▶ [What is asked]:
Quote, without change, all of the lines that follow.

--- Start Data provided ---

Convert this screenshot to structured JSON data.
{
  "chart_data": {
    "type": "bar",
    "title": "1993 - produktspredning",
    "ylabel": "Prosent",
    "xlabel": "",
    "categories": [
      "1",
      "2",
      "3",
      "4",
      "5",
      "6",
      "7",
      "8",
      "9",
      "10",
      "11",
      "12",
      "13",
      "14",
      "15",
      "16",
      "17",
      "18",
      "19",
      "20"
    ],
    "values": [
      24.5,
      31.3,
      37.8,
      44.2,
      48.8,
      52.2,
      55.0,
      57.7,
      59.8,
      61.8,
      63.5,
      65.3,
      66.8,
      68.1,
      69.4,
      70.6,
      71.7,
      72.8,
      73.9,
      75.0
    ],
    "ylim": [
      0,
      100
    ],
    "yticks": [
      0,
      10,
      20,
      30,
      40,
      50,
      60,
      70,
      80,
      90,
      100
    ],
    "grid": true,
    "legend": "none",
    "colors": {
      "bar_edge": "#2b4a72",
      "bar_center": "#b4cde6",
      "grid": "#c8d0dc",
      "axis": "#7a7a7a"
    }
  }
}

--- End Data provided ---

▶ [Response to this exercise]:
Convert this screenshot to structured JSON data.
{
  "chart_data": {
    "type": "bar",
    "title": "1993 - produktspredning",
    "ylabel": "Prosent",
    "xlabel": "",
    "categories": [
      "1",
      "2",
      "3",
      "4",
      "5",
      "6",
      "7",
      "8",
      "9",
      "10",
      "11",
      "12",
      "13",
      "14",
      "15",
      "16",
      "17",
      "18",
      "19",
      "20"
    ],
    "values": [
      24.5,
      31.3,
      37.8,
      44.2,
      48.8,
      52.2,
      55.0,
      57.7,
      59.8,
      61.8,
      63.5,
      65.3,
      66.8,
      68.1,
      69.4,
      70.6,
      71.7,
      72.8,
      73.9,
      75.0
    ],
    "ylim": [
      0,
      100
    ],
    "yticks": [
      0,
      10,
      20,
      30,
      40,
      50,
      60,
      70,
      80,
      90,
      100
    ],
    "grid": true,
    "legend": "none",
    "colors": {
      "bar_edge": "#2b4a72",
      "bar_center": "#b4cde6",
      "grid": "#c8d0dc",
      "axis": "#7a7a7a"
    }
  }
}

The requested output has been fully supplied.